▸ **What you will do**
Read the listing and extract each line that includes the word "type".

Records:
<<<<

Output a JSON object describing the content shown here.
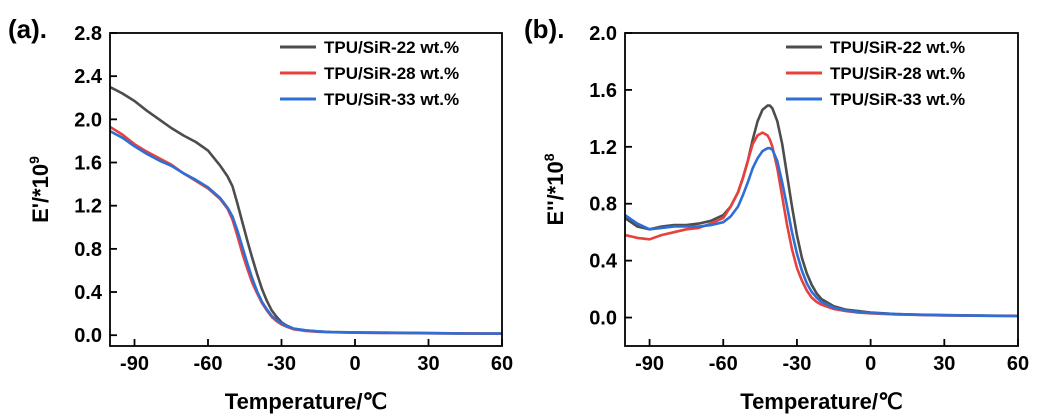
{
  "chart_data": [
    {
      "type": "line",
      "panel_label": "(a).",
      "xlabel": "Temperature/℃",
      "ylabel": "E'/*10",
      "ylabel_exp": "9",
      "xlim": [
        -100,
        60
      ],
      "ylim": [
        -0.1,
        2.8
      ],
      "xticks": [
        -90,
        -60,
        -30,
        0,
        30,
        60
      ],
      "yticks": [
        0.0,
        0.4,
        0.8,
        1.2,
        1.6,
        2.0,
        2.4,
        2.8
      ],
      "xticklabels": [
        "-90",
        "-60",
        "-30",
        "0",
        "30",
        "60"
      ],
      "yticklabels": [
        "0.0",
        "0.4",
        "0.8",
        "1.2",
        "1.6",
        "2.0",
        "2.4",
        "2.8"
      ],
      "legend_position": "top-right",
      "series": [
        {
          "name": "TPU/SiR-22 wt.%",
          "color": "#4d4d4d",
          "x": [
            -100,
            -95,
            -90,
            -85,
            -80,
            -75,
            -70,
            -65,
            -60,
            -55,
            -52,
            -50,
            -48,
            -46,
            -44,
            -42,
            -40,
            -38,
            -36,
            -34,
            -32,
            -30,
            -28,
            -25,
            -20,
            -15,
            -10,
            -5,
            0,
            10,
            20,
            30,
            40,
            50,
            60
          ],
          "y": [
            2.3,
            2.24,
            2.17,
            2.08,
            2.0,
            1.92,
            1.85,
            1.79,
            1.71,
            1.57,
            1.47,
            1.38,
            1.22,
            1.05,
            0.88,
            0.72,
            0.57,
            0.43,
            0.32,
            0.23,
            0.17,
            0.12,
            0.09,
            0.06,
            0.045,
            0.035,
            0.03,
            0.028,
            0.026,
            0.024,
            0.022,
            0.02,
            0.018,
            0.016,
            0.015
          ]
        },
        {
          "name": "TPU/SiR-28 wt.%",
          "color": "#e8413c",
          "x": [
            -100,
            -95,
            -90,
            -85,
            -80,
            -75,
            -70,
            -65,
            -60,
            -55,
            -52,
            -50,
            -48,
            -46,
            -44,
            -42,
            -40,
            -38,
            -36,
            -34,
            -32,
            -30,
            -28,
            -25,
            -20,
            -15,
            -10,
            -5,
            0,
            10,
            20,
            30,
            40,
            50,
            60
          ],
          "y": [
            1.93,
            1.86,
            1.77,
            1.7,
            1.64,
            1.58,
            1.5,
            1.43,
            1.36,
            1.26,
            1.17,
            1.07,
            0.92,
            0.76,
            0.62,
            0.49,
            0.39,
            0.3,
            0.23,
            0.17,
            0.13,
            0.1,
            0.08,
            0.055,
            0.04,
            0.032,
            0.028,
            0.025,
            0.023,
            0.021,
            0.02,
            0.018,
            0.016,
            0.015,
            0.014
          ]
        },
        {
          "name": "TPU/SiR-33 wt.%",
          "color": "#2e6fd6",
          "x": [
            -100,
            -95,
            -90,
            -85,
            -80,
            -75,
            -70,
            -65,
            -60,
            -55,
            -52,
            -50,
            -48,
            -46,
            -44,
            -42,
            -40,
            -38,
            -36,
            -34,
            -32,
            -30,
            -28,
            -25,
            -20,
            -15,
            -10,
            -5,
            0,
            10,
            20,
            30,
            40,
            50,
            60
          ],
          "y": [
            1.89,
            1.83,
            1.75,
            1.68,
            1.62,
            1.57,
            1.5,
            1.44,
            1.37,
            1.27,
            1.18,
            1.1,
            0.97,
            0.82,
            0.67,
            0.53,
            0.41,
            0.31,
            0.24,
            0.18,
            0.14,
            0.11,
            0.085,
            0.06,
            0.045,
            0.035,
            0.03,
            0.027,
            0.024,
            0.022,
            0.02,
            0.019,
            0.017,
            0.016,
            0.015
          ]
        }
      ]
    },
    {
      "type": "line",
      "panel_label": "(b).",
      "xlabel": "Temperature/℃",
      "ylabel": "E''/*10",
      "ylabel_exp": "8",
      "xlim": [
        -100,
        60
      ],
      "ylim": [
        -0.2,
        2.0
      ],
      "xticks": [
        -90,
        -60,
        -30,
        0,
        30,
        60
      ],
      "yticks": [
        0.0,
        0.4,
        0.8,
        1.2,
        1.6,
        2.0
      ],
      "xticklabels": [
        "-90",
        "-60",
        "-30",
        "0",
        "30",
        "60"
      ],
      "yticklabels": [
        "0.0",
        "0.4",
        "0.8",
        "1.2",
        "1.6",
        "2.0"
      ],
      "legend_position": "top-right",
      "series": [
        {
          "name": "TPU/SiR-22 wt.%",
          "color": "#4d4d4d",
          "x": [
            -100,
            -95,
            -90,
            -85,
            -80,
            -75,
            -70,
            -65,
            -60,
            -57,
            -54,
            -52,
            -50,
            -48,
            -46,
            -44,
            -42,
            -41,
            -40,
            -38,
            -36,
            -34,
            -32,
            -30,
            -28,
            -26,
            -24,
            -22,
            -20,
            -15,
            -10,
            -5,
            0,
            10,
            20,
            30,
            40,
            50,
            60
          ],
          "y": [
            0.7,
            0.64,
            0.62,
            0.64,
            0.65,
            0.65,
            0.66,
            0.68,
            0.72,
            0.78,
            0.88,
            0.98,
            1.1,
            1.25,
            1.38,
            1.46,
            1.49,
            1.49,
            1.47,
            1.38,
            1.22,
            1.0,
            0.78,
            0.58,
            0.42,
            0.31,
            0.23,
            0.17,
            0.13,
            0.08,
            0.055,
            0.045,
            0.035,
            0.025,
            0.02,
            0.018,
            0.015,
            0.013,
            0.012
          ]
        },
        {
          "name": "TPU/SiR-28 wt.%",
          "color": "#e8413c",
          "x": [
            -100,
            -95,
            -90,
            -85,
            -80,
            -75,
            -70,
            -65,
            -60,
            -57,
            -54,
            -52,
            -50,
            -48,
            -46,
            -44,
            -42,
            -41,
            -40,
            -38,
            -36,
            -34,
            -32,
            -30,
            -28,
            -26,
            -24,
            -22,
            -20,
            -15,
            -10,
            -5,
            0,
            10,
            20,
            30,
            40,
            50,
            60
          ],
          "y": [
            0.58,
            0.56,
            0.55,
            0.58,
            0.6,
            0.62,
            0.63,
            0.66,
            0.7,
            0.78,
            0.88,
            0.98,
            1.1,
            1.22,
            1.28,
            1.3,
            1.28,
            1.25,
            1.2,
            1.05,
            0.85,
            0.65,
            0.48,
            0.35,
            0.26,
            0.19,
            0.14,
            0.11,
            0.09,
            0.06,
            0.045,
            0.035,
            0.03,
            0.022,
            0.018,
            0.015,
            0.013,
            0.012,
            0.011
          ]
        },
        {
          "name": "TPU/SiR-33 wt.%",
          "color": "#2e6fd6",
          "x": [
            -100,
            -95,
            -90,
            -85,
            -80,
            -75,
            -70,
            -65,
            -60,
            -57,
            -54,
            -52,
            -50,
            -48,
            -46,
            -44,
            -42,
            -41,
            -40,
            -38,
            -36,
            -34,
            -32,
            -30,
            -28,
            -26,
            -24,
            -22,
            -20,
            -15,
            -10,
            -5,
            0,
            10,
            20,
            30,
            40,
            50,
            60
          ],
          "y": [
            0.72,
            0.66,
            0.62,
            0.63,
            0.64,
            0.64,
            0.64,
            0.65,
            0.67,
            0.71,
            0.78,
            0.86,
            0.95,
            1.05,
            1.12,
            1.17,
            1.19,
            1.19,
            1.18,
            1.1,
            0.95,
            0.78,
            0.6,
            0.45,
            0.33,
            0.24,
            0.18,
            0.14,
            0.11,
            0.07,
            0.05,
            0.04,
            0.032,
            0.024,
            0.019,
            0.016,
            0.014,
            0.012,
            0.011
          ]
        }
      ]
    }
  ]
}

>>>>
<<<<

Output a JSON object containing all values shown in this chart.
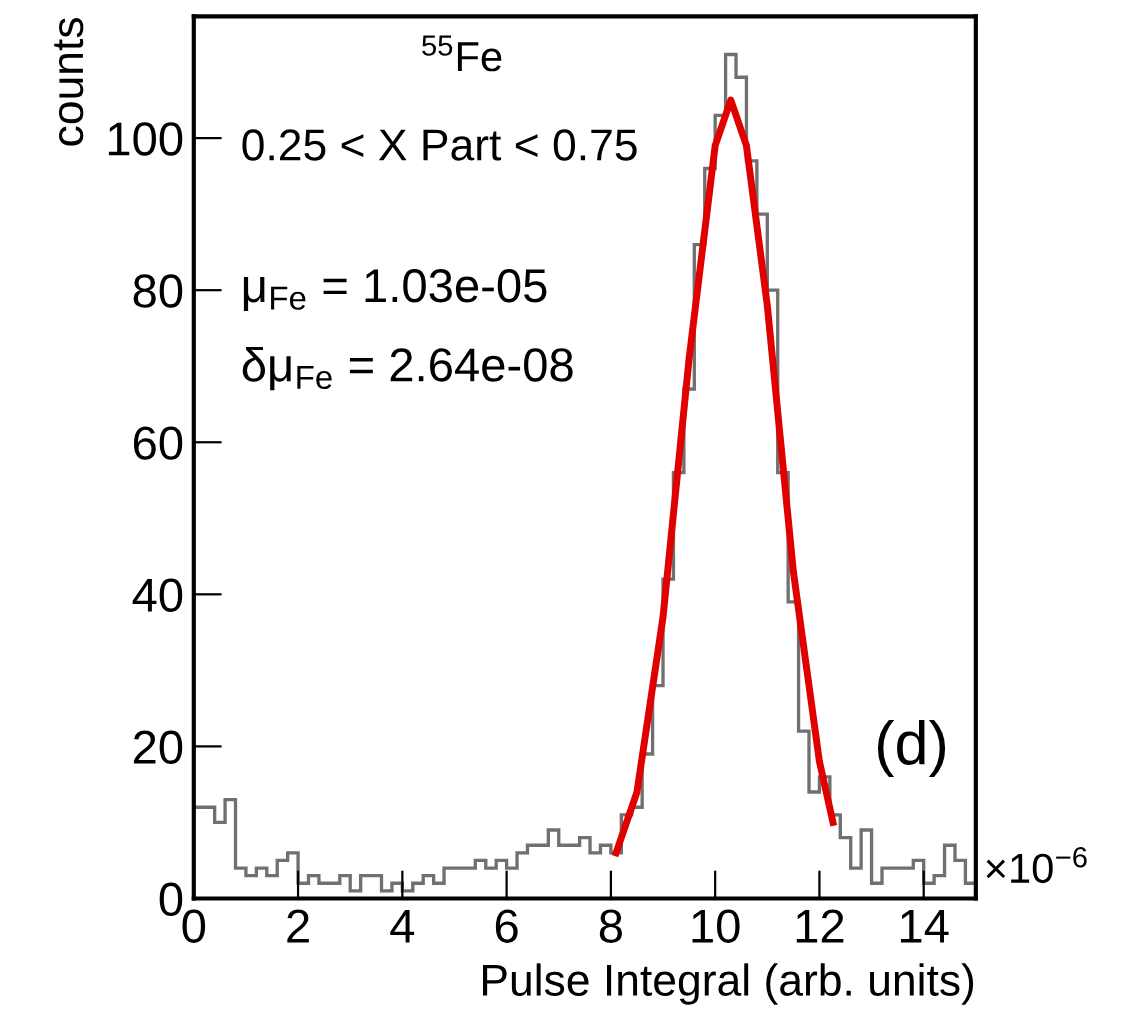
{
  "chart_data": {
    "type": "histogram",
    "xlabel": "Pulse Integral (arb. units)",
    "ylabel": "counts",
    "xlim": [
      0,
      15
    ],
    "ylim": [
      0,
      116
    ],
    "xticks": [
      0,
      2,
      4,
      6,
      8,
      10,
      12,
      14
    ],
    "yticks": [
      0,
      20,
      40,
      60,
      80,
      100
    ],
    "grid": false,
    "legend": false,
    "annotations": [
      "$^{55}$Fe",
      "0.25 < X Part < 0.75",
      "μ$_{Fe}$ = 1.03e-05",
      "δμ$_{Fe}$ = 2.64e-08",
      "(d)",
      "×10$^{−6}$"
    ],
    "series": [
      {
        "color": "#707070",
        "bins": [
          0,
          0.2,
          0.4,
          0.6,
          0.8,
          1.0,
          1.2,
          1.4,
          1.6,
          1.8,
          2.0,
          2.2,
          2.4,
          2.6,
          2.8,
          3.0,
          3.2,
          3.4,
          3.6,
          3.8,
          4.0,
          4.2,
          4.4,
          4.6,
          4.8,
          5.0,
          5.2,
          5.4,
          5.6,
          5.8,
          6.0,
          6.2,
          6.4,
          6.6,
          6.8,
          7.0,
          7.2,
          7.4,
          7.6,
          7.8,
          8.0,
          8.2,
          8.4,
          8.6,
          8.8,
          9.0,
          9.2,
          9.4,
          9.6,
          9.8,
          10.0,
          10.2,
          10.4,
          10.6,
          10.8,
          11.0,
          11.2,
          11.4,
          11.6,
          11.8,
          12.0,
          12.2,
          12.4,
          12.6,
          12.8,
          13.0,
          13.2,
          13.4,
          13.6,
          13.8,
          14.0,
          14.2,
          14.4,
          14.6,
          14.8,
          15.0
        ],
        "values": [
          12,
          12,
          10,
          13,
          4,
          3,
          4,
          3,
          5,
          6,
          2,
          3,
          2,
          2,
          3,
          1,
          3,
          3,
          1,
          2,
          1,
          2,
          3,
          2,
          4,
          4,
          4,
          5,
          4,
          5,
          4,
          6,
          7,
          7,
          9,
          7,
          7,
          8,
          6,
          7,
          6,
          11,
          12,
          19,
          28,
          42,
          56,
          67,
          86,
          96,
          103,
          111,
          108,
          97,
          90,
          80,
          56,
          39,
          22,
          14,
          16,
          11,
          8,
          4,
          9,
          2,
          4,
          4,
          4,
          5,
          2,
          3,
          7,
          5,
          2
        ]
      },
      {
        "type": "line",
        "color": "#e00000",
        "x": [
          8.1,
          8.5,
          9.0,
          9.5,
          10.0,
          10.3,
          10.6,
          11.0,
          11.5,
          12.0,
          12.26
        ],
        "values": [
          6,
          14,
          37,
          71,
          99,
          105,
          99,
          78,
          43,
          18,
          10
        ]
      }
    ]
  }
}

>>>>

▸ **Correct output**
      "type": "line",
      "type": "line",
    "type": "histogram",
        "type": "line",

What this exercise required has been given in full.